THE TASK: Copy out each line of the data that holds the word "this".

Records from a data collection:
=-=-=
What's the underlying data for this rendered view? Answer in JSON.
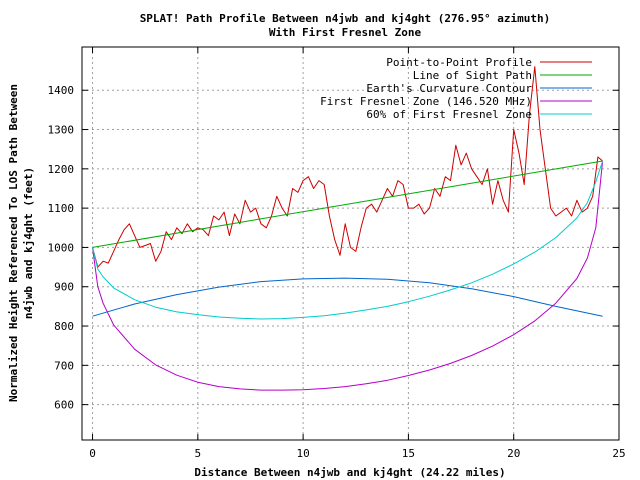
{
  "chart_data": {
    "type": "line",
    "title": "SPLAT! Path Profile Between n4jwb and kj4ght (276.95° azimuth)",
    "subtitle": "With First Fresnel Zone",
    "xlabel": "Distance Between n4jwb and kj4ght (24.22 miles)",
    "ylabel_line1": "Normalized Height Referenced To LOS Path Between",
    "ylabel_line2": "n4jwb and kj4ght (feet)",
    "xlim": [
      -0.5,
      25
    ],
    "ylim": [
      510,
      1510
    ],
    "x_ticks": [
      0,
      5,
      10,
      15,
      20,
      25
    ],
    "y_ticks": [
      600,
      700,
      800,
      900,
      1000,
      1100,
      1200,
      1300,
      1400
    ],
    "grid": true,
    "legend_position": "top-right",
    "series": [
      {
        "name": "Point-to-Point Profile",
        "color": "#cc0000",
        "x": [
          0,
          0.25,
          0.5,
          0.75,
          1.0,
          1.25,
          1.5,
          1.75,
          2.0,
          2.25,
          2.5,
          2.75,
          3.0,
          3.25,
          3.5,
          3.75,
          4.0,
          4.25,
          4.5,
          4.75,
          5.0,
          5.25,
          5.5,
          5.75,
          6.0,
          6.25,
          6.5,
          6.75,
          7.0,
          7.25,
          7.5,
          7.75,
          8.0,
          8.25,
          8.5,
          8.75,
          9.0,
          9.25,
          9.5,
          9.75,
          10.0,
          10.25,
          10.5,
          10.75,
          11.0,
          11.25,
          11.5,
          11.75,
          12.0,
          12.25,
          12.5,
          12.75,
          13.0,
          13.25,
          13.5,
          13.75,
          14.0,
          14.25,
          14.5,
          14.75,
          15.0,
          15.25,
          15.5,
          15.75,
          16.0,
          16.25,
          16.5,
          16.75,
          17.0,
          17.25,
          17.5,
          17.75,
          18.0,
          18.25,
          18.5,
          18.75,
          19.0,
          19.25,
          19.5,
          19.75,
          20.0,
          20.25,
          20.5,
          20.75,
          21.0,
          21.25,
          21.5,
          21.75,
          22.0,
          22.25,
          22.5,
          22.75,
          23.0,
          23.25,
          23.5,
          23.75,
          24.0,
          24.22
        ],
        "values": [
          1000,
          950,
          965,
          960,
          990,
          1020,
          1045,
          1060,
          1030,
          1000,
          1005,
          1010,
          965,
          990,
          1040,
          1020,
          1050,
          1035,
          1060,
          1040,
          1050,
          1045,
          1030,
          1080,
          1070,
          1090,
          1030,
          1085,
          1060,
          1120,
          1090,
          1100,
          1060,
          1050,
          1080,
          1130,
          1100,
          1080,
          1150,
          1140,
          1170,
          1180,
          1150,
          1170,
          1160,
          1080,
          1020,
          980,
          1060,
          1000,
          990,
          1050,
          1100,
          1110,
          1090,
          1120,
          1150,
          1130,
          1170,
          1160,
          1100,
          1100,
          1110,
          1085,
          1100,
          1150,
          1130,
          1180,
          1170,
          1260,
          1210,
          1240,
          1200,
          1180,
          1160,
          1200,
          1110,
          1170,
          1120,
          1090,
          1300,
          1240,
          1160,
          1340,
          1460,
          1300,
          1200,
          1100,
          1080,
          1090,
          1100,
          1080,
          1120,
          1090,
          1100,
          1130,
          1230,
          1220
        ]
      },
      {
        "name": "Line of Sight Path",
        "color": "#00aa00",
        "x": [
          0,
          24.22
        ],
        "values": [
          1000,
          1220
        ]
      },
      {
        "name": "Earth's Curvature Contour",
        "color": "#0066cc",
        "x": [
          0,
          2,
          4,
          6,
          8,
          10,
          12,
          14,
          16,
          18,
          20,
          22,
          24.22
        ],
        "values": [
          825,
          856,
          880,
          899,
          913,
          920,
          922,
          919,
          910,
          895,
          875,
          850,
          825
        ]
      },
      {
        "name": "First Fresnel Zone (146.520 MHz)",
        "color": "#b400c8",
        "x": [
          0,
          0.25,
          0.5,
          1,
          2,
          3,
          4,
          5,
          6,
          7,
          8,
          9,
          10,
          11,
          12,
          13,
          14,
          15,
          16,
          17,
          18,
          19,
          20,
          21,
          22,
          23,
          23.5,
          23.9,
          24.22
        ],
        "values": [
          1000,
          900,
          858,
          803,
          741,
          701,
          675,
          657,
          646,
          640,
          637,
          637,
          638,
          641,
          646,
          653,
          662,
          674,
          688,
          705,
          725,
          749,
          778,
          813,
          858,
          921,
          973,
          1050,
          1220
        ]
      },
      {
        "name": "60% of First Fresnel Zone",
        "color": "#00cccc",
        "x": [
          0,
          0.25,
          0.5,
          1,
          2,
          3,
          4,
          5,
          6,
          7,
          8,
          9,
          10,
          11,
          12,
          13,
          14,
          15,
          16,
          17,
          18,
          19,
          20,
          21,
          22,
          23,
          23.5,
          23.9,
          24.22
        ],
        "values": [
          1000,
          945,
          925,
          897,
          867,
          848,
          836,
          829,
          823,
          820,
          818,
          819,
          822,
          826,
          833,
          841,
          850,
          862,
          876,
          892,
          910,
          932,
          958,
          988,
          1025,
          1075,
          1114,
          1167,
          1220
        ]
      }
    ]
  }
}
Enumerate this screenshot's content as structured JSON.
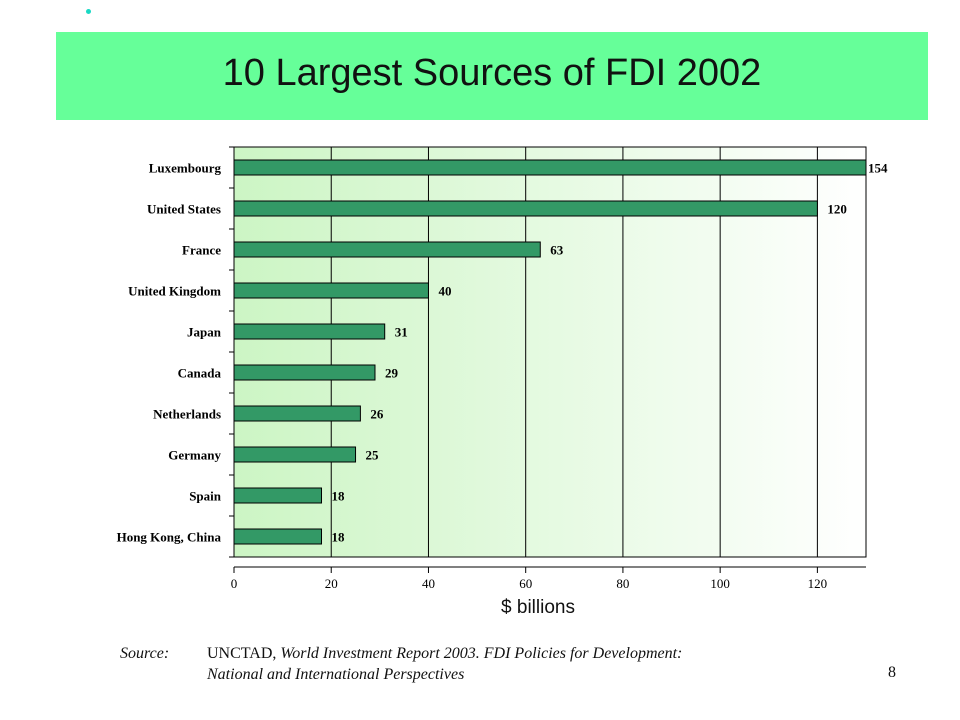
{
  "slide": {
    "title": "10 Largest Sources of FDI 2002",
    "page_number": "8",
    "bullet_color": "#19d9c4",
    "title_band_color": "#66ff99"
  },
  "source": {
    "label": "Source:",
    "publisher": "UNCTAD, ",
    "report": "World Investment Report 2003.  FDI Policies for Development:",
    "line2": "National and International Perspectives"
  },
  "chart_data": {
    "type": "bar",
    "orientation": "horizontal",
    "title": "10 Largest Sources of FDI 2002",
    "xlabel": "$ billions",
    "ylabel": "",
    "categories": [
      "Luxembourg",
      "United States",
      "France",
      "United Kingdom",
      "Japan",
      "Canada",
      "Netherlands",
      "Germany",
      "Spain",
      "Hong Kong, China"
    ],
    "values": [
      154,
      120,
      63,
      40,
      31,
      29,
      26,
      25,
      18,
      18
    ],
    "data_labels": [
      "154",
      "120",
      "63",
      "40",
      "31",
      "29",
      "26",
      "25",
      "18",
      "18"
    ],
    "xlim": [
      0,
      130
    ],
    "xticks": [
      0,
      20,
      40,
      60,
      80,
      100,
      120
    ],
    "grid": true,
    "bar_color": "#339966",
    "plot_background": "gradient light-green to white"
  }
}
=-=-=
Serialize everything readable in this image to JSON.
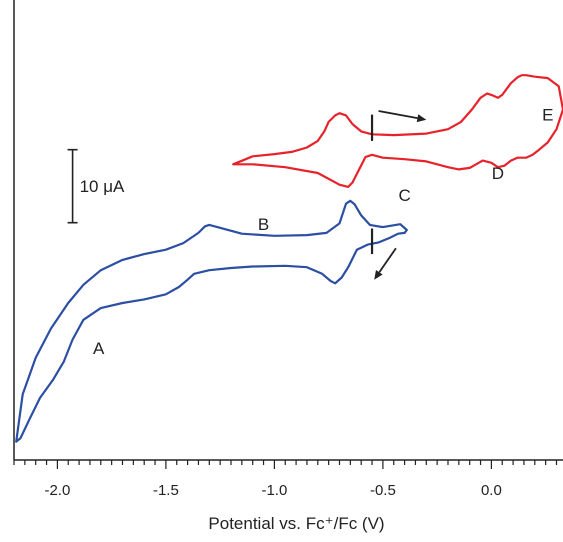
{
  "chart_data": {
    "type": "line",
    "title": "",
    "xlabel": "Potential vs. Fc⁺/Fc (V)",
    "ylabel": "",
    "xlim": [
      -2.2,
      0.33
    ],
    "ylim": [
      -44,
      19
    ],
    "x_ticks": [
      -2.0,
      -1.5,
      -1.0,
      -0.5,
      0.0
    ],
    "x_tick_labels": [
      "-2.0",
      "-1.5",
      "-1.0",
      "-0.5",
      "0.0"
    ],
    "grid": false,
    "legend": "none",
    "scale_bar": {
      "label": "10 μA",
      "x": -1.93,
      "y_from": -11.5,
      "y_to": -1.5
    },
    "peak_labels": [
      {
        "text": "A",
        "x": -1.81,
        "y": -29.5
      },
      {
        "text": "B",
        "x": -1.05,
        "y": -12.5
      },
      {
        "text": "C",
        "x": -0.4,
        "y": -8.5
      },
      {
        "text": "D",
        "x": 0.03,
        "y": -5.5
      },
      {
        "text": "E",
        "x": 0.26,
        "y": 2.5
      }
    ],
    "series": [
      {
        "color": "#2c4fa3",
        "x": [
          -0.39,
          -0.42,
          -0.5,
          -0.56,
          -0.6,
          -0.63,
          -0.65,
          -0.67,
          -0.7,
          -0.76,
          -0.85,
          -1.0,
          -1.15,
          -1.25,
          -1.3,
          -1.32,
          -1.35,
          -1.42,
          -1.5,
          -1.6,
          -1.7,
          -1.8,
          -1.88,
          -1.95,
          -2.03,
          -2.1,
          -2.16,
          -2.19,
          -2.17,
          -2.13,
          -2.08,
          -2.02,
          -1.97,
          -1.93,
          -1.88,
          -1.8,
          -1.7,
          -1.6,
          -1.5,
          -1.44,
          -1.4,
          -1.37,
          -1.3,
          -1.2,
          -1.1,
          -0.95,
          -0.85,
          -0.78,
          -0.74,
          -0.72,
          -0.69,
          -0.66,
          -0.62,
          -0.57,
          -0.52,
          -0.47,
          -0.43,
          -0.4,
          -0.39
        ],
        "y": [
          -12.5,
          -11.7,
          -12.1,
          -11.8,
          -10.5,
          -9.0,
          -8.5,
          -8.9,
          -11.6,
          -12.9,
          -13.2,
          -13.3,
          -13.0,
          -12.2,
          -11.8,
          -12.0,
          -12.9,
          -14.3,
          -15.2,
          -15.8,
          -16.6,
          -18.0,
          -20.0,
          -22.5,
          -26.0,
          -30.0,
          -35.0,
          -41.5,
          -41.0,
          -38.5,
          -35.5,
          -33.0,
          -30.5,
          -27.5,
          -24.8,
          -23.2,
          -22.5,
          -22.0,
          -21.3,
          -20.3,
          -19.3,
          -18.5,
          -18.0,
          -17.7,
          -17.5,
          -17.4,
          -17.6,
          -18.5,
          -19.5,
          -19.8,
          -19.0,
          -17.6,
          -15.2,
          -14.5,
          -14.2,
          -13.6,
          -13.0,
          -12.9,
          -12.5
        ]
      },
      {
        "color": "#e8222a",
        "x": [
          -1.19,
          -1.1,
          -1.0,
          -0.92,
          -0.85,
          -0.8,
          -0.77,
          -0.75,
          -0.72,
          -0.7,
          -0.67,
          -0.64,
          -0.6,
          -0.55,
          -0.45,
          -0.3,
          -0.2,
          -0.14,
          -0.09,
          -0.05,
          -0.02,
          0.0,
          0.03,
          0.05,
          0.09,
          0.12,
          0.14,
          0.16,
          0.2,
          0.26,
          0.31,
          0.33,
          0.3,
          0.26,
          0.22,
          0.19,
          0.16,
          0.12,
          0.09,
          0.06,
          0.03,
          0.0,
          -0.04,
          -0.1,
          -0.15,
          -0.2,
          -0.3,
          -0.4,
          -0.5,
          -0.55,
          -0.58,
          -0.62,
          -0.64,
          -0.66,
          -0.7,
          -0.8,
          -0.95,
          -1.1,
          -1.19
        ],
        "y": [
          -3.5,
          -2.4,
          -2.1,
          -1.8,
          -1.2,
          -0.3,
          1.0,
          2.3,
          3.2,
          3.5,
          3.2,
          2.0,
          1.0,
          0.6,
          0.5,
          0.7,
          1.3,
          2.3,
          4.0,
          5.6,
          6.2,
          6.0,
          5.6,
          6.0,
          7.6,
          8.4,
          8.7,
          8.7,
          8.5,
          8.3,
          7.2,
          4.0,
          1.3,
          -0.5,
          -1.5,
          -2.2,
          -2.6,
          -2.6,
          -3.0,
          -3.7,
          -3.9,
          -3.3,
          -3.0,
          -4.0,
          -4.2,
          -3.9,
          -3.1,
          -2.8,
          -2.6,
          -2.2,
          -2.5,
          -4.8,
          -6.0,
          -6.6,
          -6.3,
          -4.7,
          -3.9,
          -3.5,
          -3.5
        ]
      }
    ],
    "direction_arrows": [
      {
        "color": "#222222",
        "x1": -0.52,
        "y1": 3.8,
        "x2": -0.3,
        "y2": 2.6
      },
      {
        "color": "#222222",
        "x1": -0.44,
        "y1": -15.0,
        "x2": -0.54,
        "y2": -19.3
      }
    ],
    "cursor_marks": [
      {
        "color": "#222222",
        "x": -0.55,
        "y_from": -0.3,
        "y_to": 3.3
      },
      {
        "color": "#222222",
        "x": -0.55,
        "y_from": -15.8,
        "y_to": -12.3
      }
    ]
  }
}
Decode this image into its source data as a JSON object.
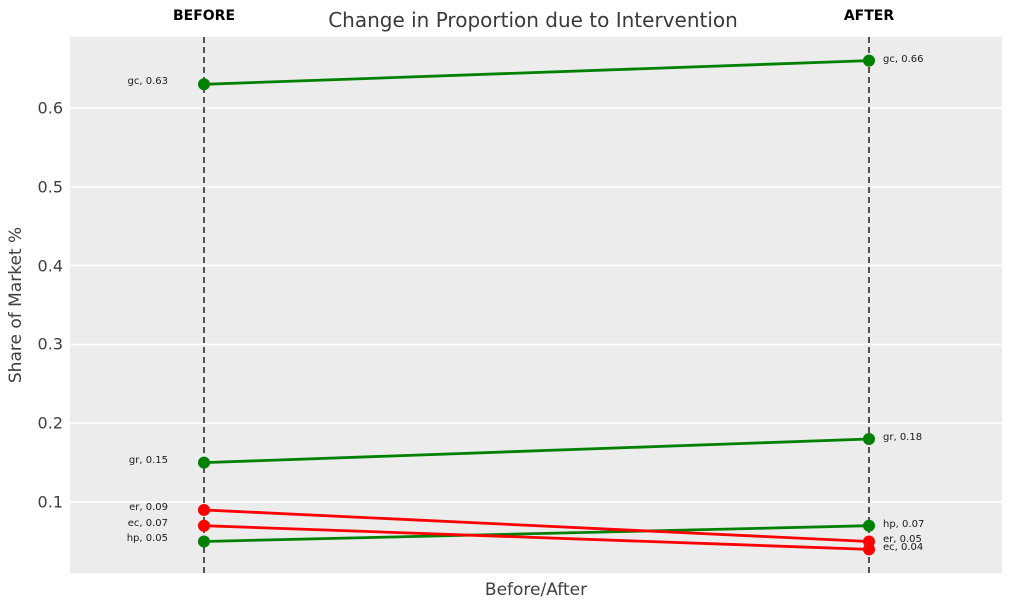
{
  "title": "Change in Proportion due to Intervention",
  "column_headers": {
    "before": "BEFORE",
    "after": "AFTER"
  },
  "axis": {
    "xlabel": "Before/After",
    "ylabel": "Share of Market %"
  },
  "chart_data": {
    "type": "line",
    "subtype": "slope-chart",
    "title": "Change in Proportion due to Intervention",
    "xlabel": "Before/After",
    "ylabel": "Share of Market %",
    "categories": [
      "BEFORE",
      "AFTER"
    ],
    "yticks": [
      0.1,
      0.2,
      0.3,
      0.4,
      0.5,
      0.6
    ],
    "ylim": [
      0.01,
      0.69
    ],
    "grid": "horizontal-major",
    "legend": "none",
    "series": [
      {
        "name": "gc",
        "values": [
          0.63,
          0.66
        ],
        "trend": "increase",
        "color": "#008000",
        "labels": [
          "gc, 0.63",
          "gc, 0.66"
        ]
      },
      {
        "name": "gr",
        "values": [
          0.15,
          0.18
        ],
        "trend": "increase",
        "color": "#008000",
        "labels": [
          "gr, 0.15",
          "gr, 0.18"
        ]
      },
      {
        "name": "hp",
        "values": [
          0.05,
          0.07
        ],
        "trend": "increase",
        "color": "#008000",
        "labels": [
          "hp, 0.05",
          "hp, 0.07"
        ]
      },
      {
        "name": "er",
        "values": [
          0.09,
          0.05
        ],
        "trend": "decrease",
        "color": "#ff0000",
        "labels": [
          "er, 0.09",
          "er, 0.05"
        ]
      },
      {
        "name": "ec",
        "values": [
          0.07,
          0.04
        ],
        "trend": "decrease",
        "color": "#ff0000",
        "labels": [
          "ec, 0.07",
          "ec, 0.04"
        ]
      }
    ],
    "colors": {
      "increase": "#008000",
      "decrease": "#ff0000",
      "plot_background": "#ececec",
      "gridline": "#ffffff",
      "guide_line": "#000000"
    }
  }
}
=-=-=
EXERCISE SOLUTION:
What's the underlying data for this rendered view? Answer in JSON.
Enumerate this screenshot's content as structured JSON.
Serialize everything readable in this image to JSON.
Decode this image into its source data as a JSON object.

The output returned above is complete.